» TASK STATEMENT:
Please state how many lines in the records contain the string "heading", with no words besides the number.

» DATA LISTING:

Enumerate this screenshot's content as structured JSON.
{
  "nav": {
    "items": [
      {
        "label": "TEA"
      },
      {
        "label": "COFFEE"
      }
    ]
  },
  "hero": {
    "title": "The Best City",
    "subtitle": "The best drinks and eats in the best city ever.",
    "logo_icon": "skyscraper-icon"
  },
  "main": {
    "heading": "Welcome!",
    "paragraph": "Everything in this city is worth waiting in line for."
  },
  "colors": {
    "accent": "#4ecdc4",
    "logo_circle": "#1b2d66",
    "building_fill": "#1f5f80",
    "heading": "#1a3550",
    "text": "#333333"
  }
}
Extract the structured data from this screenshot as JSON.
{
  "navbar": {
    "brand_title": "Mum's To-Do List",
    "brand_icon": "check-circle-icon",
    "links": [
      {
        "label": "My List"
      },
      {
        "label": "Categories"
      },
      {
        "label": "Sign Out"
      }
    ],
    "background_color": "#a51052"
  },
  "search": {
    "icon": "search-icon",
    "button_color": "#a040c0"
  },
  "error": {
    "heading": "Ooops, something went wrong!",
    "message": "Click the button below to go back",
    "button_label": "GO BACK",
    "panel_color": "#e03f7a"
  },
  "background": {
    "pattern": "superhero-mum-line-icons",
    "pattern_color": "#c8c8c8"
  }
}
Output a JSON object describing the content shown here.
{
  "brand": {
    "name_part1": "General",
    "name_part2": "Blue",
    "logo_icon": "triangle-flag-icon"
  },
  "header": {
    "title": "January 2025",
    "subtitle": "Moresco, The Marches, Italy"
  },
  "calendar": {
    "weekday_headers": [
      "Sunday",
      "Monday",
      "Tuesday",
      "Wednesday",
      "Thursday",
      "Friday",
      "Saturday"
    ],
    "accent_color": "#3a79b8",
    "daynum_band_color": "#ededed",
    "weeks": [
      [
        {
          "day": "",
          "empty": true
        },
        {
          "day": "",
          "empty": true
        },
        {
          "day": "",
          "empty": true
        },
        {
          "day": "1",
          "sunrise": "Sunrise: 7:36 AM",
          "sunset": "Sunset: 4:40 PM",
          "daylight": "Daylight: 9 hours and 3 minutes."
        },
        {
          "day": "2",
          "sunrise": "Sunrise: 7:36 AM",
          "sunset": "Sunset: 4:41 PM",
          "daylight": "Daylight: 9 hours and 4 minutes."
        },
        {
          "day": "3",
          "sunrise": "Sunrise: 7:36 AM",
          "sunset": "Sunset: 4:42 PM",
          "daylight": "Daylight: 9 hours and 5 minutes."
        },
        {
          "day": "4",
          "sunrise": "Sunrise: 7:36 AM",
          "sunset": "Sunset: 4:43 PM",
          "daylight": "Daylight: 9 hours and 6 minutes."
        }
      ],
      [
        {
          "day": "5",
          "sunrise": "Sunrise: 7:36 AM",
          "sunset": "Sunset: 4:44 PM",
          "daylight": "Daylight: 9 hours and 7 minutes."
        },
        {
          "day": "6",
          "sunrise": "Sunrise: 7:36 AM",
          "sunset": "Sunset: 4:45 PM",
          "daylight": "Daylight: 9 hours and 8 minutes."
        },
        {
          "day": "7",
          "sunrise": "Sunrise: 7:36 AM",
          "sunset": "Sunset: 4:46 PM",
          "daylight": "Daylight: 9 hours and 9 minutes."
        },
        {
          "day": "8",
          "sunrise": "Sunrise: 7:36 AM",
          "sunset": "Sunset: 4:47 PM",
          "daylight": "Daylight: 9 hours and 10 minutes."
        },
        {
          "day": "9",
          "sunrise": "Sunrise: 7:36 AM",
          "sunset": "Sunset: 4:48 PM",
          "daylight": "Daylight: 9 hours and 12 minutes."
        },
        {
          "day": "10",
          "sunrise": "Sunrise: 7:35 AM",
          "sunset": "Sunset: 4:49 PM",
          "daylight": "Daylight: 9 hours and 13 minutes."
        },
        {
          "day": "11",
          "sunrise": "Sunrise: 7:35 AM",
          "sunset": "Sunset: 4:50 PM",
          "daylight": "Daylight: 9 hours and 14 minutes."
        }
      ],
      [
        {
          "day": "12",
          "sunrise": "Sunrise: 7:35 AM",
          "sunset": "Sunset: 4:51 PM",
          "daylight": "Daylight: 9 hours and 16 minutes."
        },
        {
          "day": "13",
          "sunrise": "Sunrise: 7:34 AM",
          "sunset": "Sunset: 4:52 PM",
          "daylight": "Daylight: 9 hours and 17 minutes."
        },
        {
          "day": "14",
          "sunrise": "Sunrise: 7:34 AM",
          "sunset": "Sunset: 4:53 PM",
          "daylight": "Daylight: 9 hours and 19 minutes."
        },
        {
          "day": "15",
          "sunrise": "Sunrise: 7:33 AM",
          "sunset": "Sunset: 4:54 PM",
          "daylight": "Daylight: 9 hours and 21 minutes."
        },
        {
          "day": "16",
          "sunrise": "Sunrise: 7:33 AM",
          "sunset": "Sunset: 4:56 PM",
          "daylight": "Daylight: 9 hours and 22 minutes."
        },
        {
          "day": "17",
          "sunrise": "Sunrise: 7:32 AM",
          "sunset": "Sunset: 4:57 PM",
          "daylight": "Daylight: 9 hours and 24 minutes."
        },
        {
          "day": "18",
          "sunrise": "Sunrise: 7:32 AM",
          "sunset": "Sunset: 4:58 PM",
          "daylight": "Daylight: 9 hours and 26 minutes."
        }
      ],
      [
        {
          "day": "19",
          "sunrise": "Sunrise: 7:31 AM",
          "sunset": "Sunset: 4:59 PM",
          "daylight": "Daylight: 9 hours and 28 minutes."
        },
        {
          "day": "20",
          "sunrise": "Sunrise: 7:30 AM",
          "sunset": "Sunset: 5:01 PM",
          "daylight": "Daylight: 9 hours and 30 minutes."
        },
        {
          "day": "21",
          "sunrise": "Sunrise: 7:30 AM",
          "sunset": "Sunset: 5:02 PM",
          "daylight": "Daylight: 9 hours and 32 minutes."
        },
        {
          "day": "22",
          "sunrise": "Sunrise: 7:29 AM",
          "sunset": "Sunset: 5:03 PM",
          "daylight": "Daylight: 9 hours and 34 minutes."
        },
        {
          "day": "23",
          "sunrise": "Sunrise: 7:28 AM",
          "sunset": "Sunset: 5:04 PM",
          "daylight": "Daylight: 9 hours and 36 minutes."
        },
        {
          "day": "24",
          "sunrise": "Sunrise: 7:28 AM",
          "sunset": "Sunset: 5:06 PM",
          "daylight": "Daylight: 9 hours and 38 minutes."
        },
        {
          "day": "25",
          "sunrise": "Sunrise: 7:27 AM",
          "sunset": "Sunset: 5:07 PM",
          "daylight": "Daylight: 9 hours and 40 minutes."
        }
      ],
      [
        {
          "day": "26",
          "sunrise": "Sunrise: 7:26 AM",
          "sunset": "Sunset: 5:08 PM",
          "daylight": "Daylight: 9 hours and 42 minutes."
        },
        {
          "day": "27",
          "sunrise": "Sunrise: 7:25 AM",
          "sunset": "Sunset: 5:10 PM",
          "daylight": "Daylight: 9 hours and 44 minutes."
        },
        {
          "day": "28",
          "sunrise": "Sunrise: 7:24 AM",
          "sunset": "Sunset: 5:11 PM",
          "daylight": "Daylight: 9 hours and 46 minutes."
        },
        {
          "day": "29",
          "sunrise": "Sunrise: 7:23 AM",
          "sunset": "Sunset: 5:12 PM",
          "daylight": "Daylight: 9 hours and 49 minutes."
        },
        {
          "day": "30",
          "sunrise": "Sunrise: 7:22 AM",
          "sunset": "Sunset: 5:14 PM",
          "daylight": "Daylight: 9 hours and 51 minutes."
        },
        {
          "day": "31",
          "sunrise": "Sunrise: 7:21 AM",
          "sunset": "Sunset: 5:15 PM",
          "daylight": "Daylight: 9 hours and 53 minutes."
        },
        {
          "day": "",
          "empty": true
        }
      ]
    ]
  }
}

» EXPECTED OUTPUT:
3